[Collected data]
■ ■ ■ ■ ■
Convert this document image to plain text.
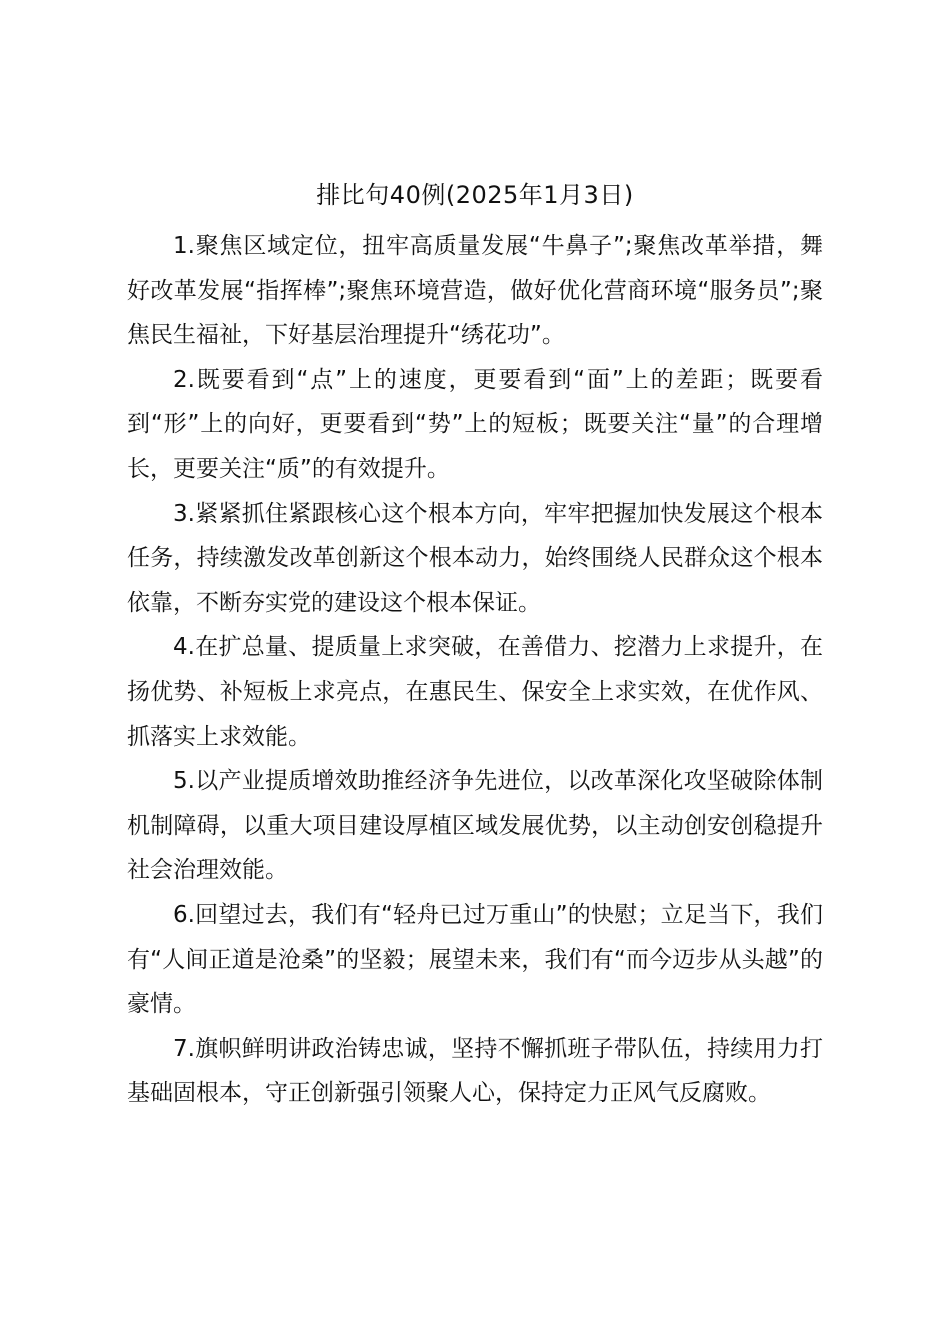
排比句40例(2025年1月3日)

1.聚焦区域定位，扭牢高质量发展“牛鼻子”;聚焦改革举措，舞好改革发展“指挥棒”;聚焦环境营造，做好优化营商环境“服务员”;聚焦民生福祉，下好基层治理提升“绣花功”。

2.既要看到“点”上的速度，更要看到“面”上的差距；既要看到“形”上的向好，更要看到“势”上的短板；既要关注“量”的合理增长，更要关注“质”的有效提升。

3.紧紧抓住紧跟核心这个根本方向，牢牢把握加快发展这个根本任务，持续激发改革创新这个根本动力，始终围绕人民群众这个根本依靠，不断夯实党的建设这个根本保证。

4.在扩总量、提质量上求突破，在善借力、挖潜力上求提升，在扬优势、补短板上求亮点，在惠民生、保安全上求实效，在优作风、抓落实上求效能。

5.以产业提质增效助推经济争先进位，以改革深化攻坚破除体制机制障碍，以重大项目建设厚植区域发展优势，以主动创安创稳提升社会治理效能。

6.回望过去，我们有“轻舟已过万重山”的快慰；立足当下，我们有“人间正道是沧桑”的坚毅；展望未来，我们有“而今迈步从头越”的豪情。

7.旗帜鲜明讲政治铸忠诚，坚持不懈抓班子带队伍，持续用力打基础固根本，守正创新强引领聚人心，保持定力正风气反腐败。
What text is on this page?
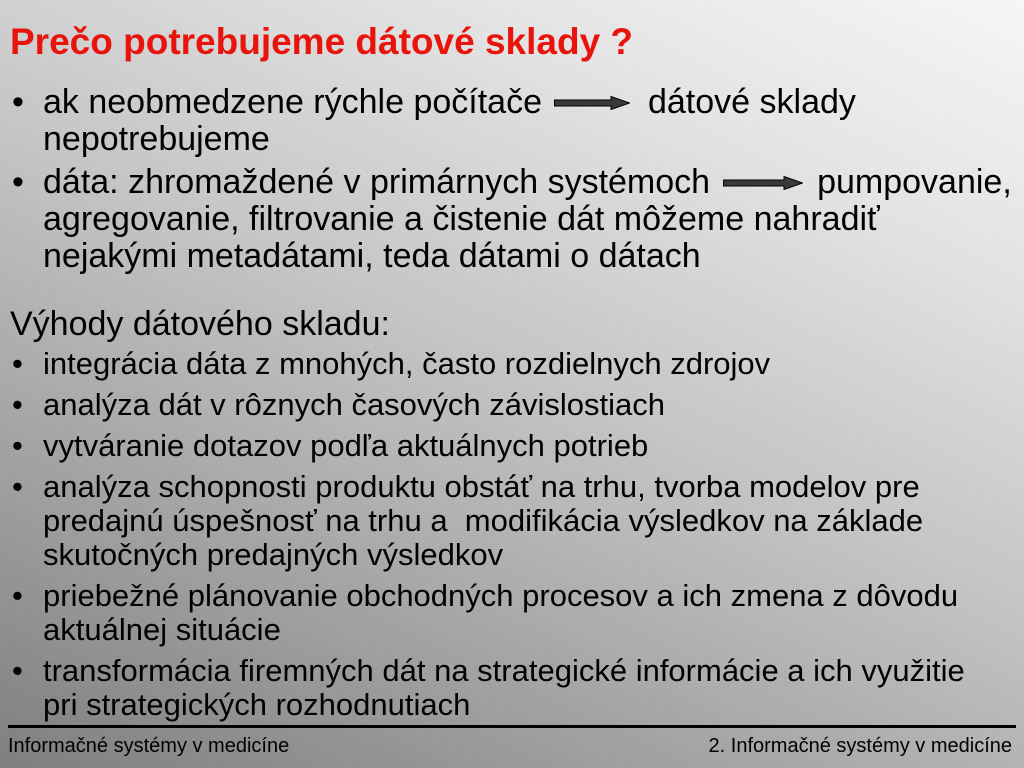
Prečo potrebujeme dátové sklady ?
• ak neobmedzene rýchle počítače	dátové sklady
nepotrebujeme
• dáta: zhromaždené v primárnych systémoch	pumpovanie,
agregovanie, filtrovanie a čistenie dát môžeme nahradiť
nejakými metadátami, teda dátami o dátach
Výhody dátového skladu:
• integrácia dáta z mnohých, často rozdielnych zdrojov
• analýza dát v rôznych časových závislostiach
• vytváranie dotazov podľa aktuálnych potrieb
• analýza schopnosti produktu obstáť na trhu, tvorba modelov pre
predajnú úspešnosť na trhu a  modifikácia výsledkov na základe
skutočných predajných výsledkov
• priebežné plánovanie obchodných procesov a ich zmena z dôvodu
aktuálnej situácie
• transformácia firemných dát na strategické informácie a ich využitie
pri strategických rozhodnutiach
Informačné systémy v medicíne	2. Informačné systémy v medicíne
■ ■ ■ ■ ■
*SET TASK:* Give back all entries exactly. No pictures belong in the copy.

*RESPONSE FOR THIS EXERCISE:*
Convert this document image to plain text.
排比句40例(2025年1月3日)

1.聚焦区域定位，扭牢高质量发展“牛鼻子”;聚焦改革举措，舞好改革发展“指挥棒”;聚焦环境营造，做好优化营商环境“服务员”;聚焦民生福祉，下好基层治理提升“绣花功”。

2.既要看到“点”上的速度，更要看到“面”上的差距；既要看到“形”上的向好，更要看到“势”上的短板；既要关注“量”的合理增长，更要关注“质”的有效提升。

3.紧紧抓住紧跟核心这个根本方向，牢牢把握加快发展这个根本任务，持续激发改革创新这个根本动力，始终围绕人民群众这个根本依靠，不断夯实党的建设这个根本保证。

4.在扩总量、提质量上求突破，在善借力、挖潜力上求提升，在扬优势、补短板上求亮点，在惠民生、保安全上求实效，在优作风、抓落实上求效能。

5.以产业提质增效助推经济争先进位，以改革深化攻坚破除体制机制障碍，以重大项目建设厚植区域发展优势，以主动创安创稳提升社会治理效能。

6.回望过去，我们有“轻舟已过万重山”的快慰；立足当下，我们有“人间正道是沧桑”的坚毅；展望未来，我们有“而今迈步从头越”的豪情。

7.旗帜鲜明讲政治铸忠诚，坚持不懈抓班子带队伍，持续用力打基础固根本，守正创新强引领聚人心，保持定力正风气反腐败。
What text is on this page?
Prečo potrebujeme dátové sklady ?
• ak neobmedzene rýchle počítače	dátové sklady
nepotrebujeme
• dáta: zhromaždené v primárnych systémoch	pumpovanie,
agregovanie, filtrovanie a čistenie dát môžeme nahradiť
nejakými metadátami, teda dátami o dátach
Výhody dátového skladu:
• integrácia dáta z mnohých, často rozdielnych zdrojov
• analýza dát v rôznych časových závislostiach
• vytváranie dotazov podľa aktuálnych potrieb
• analýza schopnosti produktu obstáť na trhu, tvorba modelov pre
predajnú úspešnosť na trhu a  modifikácia výsledkov na základe
skutočných predajných výsledkov
• priebežné plánovanie obchodných procesov a ich zmena z dôvodu
aktuálnej situácie
• transformácia firemných dát na strategické informácie a ich využitie
pri strategických rozhodnutiach
Informačné systémy v medicíne	2. Informačné systémy v medicíne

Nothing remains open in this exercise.